**Brief:** For each line below that contains the string "name", copy that line.
[Start The data]
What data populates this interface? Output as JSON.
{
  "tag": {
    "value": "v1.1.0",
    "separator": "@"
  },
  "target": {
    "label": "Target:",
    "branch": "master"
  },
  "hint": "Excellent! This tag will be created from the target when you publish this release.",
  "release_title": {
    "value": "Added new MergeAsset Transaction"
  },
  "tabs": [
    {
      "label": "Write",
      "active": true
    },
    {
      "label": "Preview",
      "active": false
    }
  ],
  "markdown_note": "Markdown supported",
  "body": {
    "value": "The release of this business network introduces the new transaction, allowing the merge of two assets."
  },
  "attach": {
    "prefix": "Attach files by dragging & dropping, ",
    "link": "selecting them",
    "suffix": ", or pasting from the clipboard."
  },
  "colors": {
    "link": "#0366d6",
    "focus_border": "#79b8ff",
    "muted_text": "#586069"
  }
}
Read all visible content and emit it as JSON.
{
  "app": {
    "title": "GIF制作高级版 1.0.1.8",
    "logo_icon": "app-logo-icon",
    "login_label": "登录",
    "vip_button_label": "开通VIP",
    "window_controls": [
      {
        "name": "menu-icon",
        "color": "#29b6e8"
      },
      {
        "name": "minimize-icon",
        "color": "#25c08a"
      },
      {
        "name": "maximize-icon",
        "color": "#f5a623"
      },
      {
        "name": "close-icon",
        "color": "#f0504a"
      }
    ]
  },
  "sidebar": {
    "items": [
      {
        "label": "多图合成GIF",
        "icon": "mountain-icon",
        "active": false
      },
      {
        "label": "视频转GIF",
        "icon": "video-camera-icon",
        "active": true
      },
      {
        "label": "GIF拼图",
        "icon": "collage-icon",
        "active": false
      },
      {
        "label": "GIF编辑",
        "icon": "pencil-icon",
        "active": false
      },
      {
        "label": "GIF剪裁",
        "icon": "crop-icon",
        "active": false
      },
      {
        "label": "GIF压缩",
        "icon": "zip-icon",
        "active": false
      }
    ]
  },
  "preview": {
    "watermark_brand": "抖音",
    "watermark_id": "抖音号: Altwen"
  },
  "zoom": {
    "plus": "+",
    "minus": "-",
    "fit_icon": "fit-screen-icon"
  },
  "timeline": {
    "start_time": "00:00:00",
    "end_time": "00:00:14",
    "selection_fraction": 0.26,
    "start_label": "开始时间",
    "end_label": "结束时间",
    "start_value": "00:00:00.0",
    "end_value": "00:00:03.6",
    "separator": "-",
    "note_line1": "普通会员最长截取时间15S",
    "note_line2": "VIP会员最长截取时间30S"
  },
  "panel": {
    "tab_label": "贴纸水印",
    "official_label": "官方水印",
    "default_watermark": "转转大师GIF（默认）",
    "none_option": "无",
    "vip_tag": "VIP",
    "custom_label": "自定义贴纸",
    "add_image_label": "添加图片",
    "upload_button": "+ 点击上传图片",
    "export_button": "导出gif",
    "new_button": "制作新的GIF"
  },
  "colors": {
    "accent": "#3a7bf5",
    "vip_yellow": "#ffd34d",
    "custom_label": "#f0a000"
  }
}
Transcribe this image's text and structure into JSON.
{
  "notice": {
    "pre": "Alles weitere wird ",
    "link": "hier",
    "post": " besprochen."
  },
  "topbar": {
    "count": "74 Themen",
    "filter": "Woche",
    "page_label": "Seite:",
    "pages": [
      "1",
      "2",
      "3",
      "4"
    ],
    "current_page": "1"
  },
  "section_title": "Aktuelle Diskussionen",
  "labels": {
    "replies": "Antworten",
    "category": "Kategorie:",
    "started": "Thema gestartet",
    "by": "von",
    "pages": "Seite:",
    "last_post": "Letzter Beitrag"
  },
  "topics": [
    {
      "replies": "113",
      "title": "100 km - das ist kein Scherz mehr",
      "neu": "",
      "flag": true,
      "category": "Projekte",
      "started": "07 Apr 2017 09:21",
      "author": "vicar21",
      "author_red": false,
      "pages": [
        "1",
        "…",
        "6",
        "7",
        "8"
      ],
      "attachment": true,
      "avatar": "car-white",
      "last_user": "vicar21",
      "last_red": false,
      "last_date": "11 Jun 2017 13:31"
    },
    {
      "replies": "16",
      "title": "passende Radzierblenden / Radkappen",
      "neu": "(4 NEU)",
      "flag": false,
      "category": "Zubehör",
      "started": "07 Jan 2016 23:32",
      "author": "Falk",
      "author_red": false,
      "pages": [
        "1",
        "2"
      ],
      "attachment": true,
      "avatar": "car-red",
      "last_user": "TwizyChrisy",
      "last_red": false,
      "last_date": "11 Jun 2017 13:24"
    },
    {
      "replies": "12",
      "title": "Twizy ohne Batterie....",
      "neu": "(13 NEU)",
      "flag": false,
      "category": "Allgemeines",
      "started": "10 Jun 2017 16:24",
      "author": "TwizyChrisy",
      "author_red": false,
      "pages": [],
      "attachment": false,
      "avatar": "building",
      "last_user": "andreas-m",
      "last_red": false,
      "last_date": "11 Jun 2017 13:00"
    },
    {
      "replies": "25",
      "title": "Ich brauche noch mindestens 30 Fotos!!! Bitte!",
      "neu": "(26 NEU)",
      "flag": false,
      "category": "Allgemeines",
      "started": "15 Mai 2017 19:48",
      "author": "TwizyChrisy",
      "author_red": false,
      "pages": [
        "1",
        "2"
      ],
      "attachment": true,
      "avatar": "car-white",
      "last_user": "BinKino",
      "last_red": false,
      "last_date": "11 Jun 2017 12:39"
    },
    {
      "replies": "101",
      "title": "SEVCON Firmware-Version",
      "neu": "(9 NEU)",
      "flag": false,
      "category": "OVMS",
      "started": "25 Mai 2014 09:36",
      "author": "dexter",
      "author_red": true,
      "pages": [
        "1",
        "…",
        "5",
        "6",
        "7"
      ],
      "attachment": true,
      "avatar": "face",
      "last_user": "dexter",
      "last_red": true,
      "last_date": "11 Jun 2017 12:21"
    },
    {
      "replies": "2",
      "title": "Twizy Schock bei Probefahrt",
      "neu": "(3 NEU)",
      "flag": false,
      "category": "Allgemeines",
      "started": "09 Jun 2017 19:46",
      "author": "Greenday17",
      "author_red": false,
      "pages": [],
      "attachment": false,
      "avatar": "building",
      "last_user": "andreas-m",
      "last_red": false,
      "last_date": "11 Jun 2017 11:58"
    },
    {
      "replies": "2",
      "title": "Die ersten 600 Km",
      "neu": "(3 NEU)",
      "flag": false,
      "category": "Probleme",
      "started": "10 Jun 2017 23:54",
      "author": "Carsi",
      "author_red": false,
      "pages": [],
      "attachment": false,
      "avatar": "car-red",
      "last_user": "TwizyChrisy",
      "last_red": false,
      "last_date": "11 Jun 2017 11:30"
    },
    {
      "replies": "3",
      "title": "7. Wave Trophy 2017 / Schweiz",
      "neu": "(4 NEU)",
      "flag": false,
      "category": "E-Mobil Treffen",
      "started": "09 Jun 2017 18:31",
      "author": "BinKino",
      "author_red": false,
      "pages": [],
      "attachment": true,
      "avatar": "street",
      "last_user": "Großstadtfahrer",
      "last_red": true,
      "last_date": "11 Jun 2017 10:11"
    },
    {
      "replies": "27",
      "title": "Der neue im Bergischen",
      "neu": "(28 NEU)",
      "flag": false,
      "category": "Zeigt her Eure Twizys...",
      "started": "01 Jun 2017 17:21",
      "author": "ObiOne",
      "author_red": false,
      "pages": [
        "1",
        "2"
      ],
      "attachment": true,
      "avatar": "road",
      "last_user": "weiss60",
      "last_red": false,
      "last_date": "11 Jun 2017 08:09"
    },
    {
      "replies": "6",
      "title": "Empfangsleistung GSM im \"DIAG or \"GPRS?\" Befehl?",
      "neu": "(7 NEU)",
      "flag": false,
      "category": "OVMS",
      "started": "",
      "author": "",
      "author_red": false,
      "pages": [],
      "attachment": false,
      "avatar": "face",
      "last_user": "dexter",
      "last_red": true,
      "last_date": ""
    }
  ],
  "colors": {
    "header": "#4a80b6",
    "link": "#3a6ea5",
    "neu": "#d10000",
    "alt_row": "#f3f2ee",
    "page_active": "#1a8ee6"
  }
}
[End The data]
**Correct result:**
        "name": "menu-icon",
        "name": "minimize-icon",
        "name": "maximize-icon",
        "name": "close-icon",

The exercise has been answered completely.